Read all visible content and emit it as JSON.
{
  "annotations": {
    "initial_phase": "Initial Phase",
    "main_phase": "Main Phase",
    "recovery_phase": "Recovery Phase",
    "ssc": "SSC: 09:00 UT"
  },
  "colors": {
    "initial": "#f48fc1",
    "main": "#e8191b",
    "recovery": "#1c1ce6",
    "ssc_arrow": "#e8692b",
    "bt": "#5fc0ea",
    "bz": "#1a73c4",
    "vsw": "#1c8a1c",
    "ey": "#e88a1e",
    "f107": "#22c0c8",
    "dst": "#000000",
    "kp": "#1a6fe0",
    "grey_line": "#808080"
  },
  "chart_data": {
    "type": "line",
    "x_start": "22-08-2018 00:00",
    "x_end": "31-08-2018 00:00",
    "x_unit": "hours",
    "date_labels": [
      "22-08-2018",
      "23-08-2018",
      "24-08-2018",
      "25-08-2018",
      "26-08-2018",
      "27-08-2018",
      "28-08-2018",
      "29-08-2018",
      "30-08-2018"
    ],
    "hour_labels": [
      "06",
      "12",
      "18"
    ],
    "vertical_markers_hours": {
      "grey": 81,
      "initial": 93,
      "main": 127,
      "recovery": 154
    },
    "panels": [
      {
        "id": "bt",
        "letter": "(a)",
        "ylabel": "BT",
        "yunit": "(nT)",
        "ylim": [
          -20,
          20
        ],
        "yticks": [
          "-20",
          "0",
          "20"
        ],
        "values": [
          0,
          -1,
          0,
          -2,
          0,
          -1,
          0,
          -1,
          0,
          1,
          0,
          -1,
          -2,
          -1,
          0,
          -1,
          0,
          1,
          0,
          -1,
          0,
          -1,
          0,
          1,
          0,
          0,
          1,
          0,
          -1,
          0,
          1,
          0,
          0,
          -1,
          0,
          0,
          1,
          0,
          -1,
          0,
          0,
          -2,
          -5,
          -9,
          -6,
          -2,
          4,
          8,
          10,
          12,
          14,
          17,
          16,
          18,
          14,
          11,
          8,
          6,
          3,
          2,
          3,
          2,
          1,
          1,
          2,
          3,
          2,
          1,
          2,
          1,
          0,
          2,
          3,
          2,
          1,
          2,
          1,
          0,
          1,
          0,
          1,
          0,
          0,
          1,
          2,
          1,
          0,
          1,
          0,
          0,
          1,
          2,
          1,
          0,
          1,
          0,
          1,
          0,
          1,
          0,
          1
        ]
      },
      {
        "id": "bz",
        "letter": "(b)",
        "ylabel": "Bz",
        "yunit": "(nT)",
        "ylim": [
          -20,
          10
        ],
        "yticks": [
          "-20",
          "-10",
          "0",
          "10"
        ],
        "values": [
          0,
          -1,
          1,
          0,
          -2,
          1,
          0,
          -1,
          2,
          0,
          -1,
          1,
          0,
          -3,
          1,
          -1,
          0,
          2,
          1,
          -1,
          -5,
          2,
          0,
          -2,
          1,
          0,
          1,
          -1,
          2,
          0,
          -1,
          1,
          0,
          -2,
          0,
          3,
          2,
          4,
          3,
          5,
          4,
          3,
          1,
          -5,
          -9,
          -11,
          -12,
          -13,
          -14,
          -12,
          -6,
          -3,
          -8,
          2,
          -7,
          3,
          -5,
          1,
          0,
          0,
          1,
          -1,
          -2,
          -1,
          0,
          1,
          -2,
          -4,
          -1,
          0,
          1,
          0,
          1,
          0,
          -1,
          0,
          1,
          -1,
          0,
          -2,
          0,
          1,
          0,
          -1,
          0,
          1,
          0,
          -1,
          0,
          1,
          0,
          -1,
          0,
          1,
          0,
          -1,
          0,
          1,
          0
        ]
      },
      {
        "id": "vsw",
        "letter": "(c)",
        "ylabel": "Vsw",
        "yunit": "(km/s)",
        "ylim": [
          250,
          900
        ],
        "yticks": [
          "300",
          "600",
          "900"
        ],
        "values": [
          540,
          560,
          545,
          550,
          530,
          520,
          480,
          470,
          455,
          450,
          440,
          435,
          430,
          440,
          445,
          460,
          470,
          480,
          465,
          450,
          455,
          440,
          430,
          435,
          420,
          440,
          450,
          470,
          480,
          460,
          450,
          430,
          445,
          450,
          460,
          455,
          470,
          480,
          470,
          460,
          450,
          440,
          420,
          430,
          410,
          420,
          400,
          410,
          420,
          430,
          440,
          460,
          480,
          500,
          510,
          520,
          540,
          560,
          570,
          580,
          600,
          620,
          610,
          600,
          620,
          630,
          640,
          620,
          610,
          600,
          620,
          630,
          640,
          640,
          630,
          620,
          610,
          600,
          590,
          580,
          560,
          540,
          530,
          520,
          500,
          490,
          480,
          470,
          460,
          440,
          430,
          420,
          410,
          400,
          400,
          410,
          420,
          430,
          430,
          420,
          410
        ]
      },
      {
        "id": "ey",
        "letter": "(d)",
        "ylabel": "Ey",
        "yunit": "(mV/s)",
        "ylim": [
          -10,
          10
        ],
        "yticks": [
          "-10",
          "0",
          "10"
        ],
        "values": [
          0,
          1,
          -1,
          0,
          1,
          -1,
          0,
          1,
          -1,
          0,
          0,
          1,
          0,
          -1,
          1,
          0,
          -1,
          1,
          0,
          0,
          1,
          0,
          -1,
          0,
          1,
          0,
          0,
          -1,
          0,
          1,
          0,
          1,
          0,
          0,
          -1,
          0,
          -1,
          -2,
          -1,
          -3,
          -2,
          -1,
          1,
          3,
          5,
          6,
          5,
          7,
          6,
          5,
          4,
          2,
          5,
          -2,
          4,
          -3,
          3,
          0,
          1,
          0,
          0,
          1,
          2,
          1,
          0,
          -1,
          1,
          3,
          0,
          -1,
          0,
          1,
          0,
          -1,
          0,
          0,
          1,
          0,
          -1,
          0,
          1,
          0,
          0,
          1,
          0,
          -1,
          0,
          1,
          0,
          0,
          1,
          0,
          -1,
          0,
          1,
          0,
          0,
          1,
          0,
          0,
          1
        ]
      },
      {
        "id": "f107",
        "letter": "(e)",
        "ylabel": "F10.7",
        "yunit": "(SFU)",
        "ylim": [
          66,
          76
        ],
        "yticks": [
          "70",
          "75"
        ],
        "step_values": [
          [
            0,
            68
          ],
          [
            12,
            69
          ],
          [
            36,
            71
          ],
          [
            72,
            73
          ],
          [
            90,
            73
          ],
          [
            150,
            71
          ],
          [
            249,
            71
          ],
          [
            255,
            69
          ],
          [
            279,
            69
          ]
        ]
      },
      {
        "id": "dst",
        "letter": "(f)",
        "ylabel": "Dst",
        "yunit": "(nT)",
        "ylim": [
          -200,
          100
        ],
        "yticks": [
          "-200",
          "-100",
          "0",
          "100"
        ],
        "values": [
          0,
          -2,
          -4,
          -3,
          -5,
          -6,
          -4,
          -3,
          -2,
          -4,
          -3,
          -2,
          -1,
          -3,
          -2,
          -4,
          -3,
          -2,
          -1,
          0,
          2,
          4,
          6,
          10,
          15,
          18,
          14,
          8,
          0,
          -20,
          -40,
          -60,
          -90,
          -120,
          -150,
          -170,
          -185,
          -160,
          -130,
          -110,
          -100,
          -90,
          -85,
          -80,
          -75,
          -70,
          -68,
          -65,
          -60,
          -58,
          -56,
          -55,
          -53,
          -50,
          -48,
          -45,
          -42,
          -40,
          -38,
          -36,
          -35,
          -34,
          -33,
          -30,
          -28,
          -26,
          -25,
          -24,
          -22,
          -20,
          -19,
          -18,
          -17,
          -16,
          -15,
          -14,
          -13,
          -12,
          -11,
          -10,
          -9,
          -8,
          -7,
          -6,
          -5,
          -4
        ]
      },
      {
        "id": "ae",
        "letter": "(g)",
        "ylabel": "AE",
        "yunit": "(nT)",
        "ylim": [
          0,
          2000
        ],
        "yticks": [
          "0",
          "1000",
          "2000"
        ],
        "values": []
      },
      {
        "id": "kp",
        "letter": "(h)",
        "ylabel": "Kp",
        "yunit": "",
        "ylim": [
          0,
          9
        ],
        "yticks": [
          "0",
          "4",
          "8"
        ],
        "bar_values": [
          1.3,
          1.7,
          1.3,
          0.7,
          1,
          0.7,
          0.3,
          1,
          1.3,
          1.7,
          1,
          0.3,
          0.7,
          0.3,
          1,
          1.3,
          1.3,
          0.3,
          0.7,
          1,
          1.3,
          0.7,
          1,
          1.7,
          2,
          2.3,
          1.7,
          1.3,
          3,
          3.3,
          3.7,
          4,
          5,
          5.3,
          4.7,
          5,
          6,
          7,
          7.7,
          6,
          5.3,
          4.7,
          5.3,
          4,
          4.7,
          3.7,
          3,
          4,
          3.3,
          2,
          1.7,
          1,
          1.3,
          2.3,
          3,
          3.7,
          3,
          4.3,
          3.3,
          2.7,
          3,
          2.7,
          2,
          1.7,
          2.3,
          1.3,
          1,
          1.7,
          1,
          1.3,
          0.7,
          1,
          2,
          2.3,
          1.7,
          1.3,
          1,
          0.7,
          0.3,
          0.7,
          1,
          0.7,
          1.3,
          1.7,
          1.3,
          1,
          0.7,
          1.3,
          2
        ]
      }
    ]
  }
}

◆ ◆ ◆ ◆ ◆ ◆ ◆

◆ **AIM OF THE EXERCISE**
Copy out all lines where the word "letter" appears.

◆ **IN RESPONSE**
        "letter": "(a)",
        "letter": "(b)",
        "letter": "(c)",
        "letter": "(d)",
        "letter": "(e)",
        "letter": "(f)",
        "letter": "(g)",
        "letter": "(h)",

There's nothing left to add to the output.